» **INSTRUCTIONS FOR THE TASK**:
Copy each line that holds "دستگاه".

[Dataset records]

↓

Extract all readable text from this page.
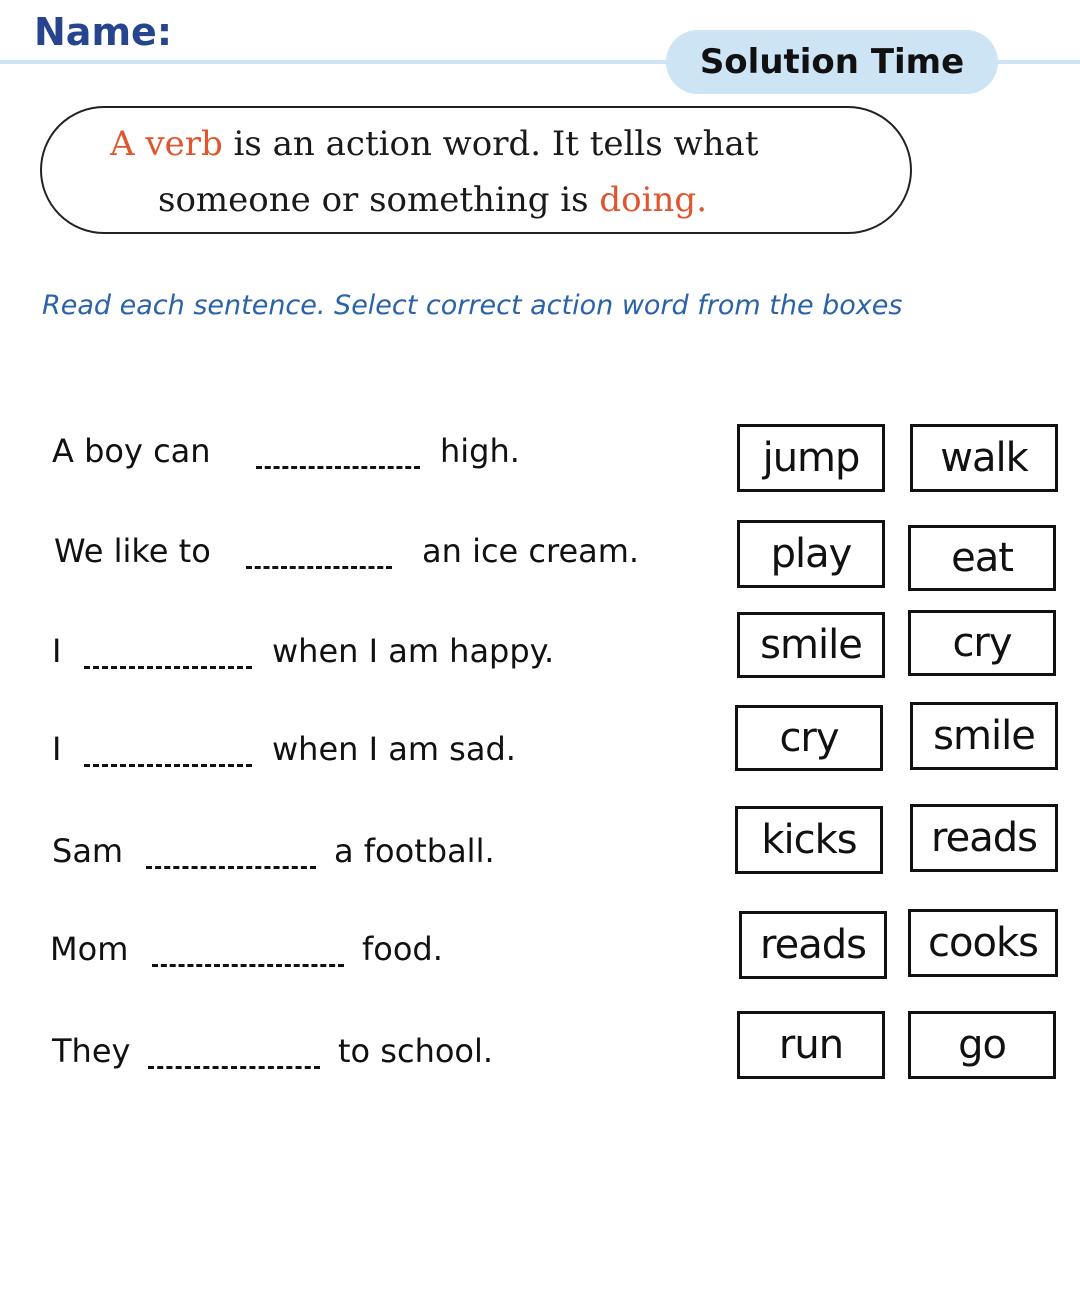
Name:
Solution Time
A verb is an action word. It tells what
someone or something is doing.
Read each sentence. Select correct action word from the boxes
A boy can	high.	jump	walk
We like to	an ice cream.	play	eat
I	when I am happy.	smile	cry
I	when I am sad.	cry	smile
Sam	a football.	kicks	reads
Mom	food.	reads	cooks
They	to school.	run	go
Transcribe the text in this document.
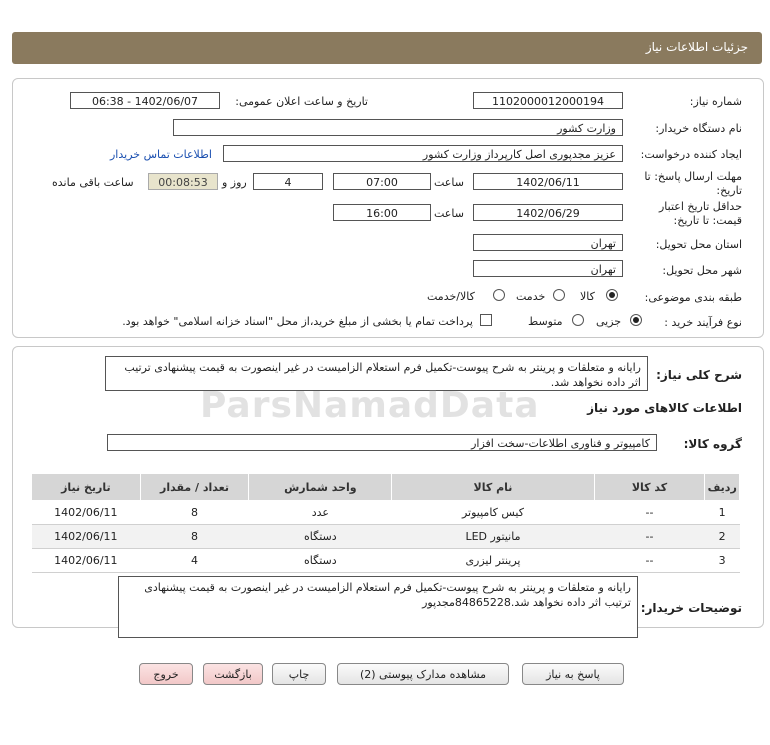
جزئیات اطلاعات نیاز
شماره نیاز:
1102000012000194
تاریخ و ساعت اعلان عمومی:
1402/06/07 - 06:38
نام دستگاه خریدار:
وزارت کشور
ایجاد کننده درخواست:
عزیز مجدپوری اصل کارپرداز وزارت کشور
اطلاعات تماس خریدار
مهلت ارسال پاسخ: تا
تاریخ:
1402/06/11
ساعت
07:00
4
روز و
00:08:53
ساعت باقی مانده
حداقل تاریخ اعتبار
قیمت: تا تاریخ:
1402/06/29
ساعت
16:00
استان محل تحویل:
تهران
شهر محل تحویل:
تهران
طبقه بندی موضوعی:
کالا
خدمت
کالا/خدمت
نوع فرآیند خرید :
جزیی
متوسط
پرداخت تمام یا بخشی از مبلغ خرید،از محل "اسناد خزانه اسلامی" خواهد بود.
شرح کلی نیاز:
رایانه و متعلقات و پرینتر به شرح پیوست-تکمیل فرم استعلام الزامیست در غیر اینصورت به قیمت پیشنهادی ترتیب اثر داده نخواهد شد.
اطلاعات کالاهای مورد نیاز
ParsNamadData
گروه کالا:
کامپیوتر و فناوری اطلاعات-سخت افزار
ردیف	کد کالا	نام کالا	واحد شمارش	تعداد / مقدار	تاریخ نیاز
1	--	کیس کامپیوتر	عدد	8	1402/06/11
2	--	مانیتور LED	دستگاه	8	1402/06/11
3	--	پرینتر لیزری	دستگاه	4	1402/06/11
توضیحات خریدار:
رایانه و متعلقات و پرینتر به شرح پیوست-تکمیل فرم استعلام الزامیست در غیر اینصورت به قیمت پیشنهادی ترتیب اثر داده نخواهد شد.84865228مجدپور
پاسخ به نیاز
مشاهده مدارک پیوستی (2)
چاپ
بازگشت
خروج
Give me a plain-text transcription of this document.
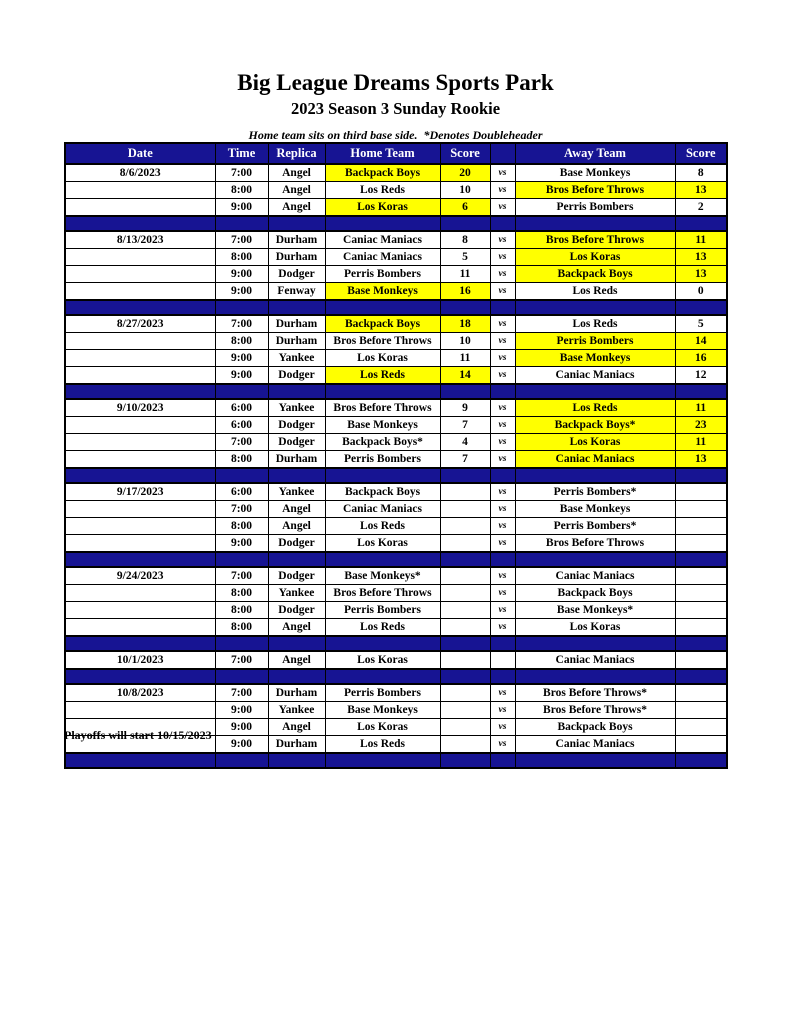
Big League Dreams Sports Park
2023 Season 3 Sunday Rookie
Home team sits on third base side.  *Denotes Doubleheader
Date	Time	Replica	Home Team	Score		Away Team	Score
8/6/2023	7:00	Angel	Backpack Boys	20	vs	Base Monkeys	8
	8:00	Angel	Los Reds	10	vs	Bros Before Throws	13
	9:00	Angel	Los Koras	6	vs	Perris Bombers	2

8/13/2023	7:00	Durham	Caniac Maniacs	8	vs	Bros Before Throws	11
	8:00	Durham	Caniac Maniacs	5	vs	Los Koras	13
	9:00	Dodger	Perris Bombers	11	vs	Backpack Boys	13
	9:00	Fenway	Base Monkeys	16	vs	Los Reds	0

8/27/2023	7:00	Durham	Backpack Boys	18	vs	Los Reds	5
	8:00	Durham	Bros Before Throws	10	vs	Perris Bombers	14
	9:00	Yankee	Los Koras	11	vs	Base Monkeys	16
	9:00	Dodger	Los Reds	14	vs	Caniac Maniacs	12

9/10/2023	6:00	Yankee	Bros Before Throws	9	vs	Los Reds	11
	6:00	Dodger	Base Monkeys	7	vs	Backpack Boys*	23
	7:00	Dodger	Backpack Boys*	4	vs	Los Koras	11
	8:00	Durham	Perris Bombers	7	vs	Caniac Maniacs	13

9/17/2023	6:00	Yankee	Backpack Boys		vs	Perris Bombers*	
	7:00	Angel	Caniac Maniacs		vs	Base Monkeys	
	8:00	Angel	Los Reds		vs	Perris Bombers*	
	9:00	Dodger	Los Koras		vs	Bros Before Throws	

9/24/2023	7:00	Dodger	Base Monkeys*		vs	Caniac Maniacs	
	8:00	Yankee	Bros Before Throws		vs	Backpack Boys	
	8:00	Dodger	Perris Bombers		vs	Base Monkeys*	
	8:00	Angel	Los Reds		vs	Los Koras	

10/1/2023	7:00	Angel	Los Koras			Caniac Maniacs	

10/8/2023	7:00	Durham	Perris Bombers		vs	Bros Before Throws*	
	9:00	Yankee	Base Monkeys		vs	Bros Before Throws*	
	9:00	Angel	Los Koras		vs	Backpack Boys	
	9:00	Durham	Los Reds		vs	Caniac Maniacs	

Playoffs will start 10/15/2023
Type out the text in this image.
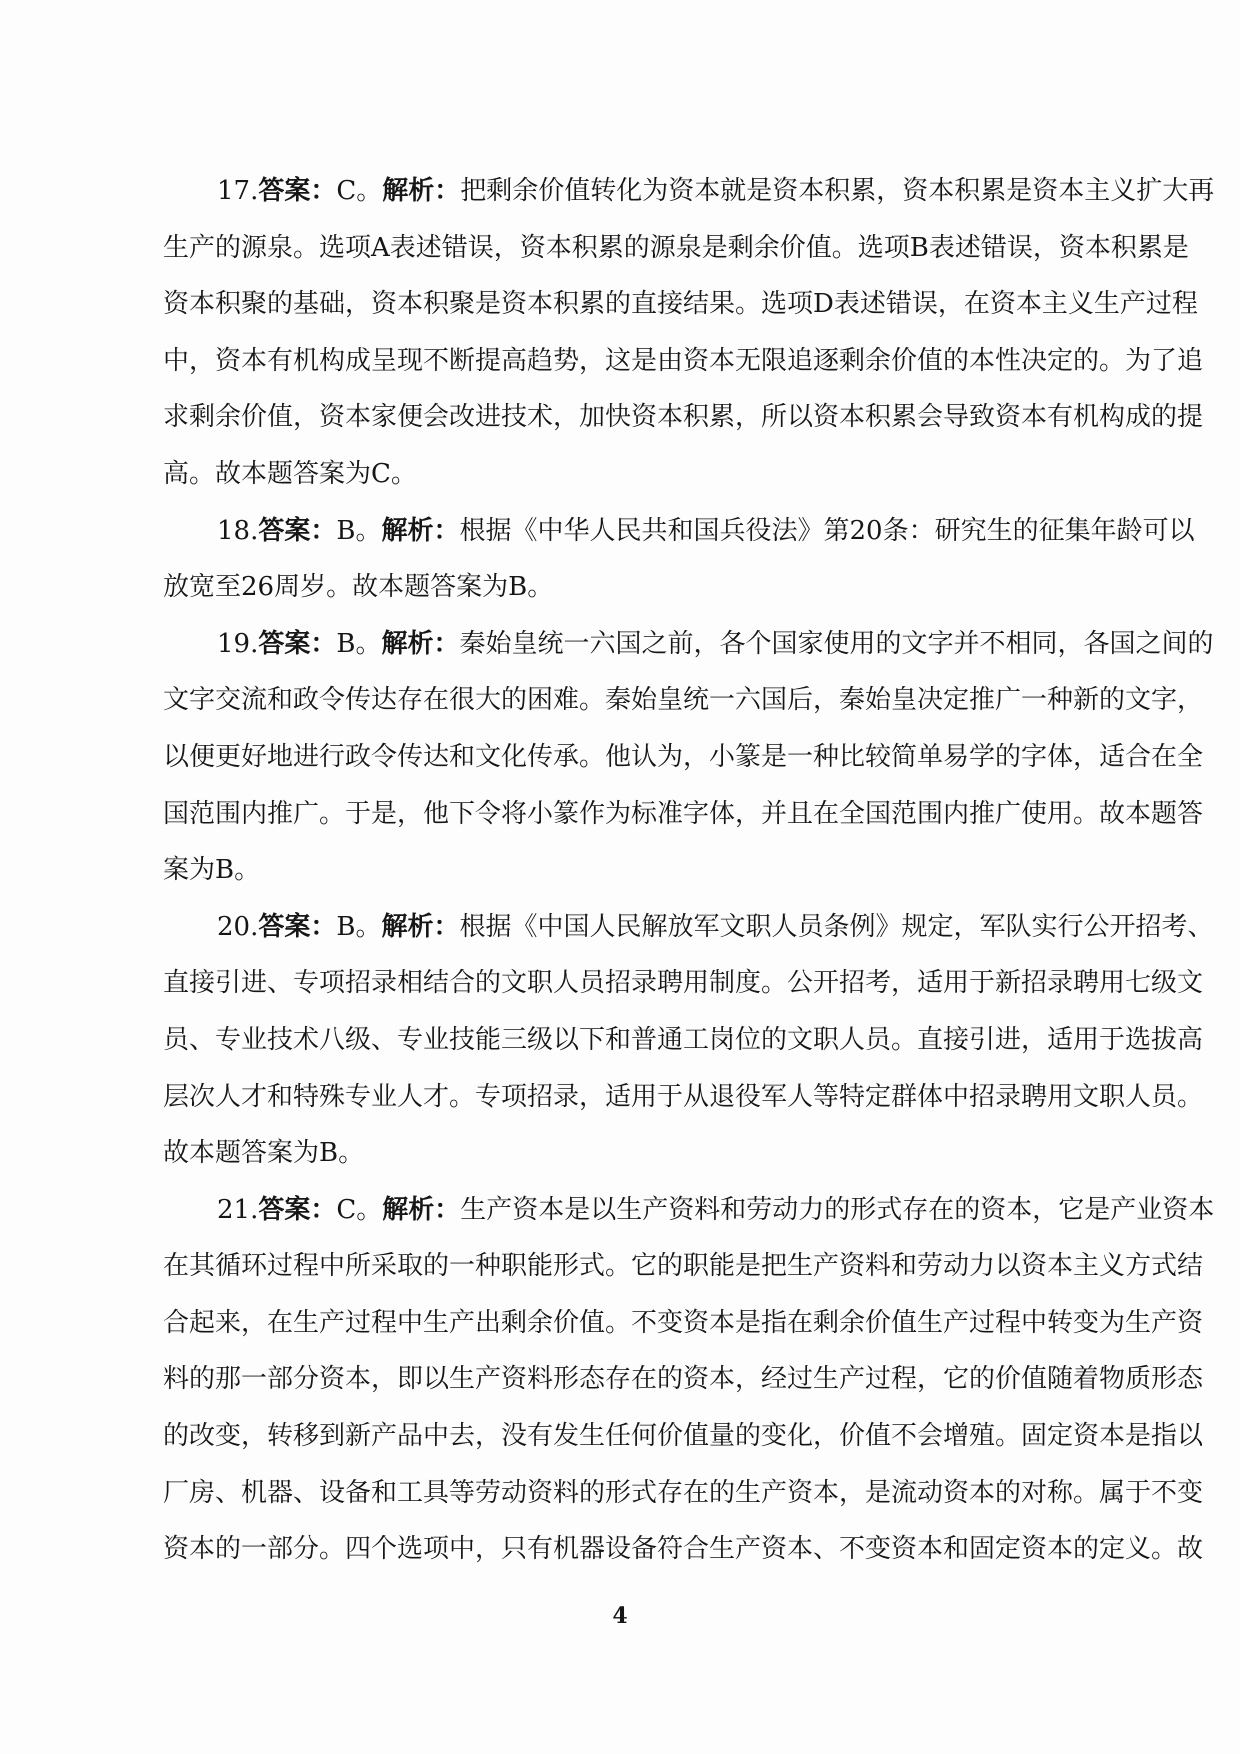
17.答案：C。解析：把剩余价值转化为资本就是资本积累，资本积累是资本主义扩大再
生产的源泉。选项A表述错误，资本积累的源泉是剩余价值。选项B表述错误，资本积累是
资本积聚的基础，资本积聚是资本积累的直接结果。选项D表述错误，在资本主义生产过程
中，资本有机构成呈现不断提高趋势，这是由资本无限追逐剩余价值的本性决定的。为了追
求剩余价值，资本家便会改进技术，加快资本积累，所以资本积累会导致资本有机构成的提
高。故本题答案为C。
18.答案：B。解析：根据《中华人民共和国兵役法》第20条：研究生的征集年龄可以
放宽至26周岁。故本题答案为B。
19.答案：B。解析：秦始皇统一六国之前，各个国家使用的文字并不相同，各国之间的
文字交流和政令传达存在很大的困难。秦始皇统一六国后，秦始皇决定推广一种新的文字，
以便更好地进行政令传达和文化传承。他认为，小篆是一种比较简单易学的字体，适合在全
国范围内推广。于是，他下令将小篆作为标准字体，并且在全国范围内推广使用。故本题答
案为B。
20.答案：B。解析：根据《中国人民解放军文职人员条例》规定，军队实行公开招考、
直接引进、专项招录相结合的文职人员招录聘用制度。公开招考，适用于新招录聘用七级文
员、专业技术八级、专业技能三级以下和普通工岗位的文职人员。直接引进，适用于选拔高
层次人才和特殊专业人才。专项招录，适用于从退役军人等特定群体中招录聘用文职人员。
故本题答案为B。
21.答案：C。解析：生产资本是以生产资料和劳动力的形式存在的资本，它是产业资本
在其循环过程中所采取的一种职能形式。它的职能是把生产资料和劳动力以资本主义方式结
合起来，在生产过程中生产出剩余价值。不变资本是指在剩余价值生产过程中转变为生产资
料的那一部分资本，即以生产资料形态存在的资本，经过生产过程，它的价值随着物质形态
的改变，转移到新产品中去，没有发生任何价值量的变化，价值不会增殖。固定资本是指以
厂房、机器、设备和工具等劳动资料的形式存在的生产资本，是流动资本的对称。属于不变
资本的一部分。四个选项中，只有机器设备符合生产资本、不变资本和固定资本的定义。故
4
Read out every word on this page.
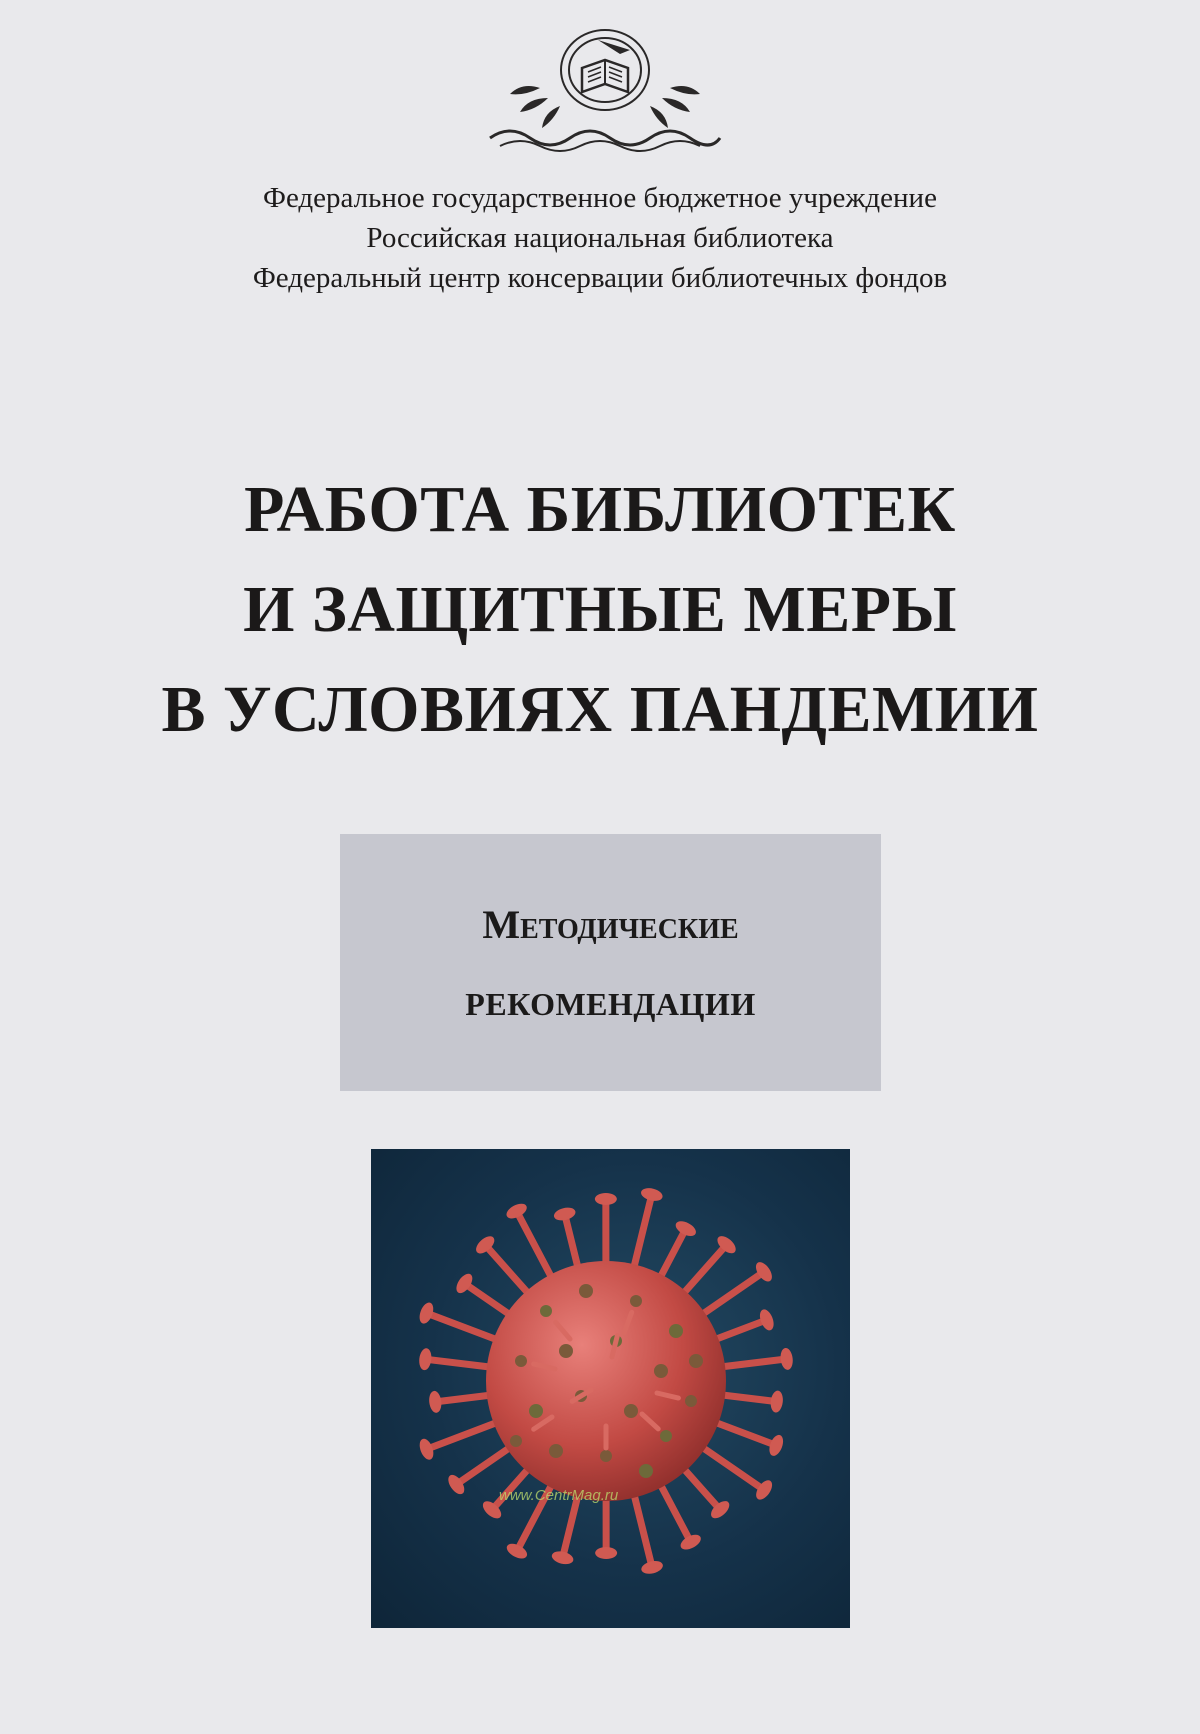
Федеральное государственное бюджетное учреждение
Российская национальная библиотека
Федеральный центр консервации библиотечных фондов
РАБОТА БИБЛИОТЕК
И ЗАЩИТНЫЕ МЕРЫ
В УСЛОВИЯХ ПАНДЕМИИ
Методические
РЕКОМЕНДАЦИИ
www.CentrMag.ru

↑

» **RESPONSE**:
نام دستگاه خریدار:
2	--	مانیتور LED	دستگاه	8	1402/06/11
3	--	پرینتر لیزری	دستگاه	4	1402/06/11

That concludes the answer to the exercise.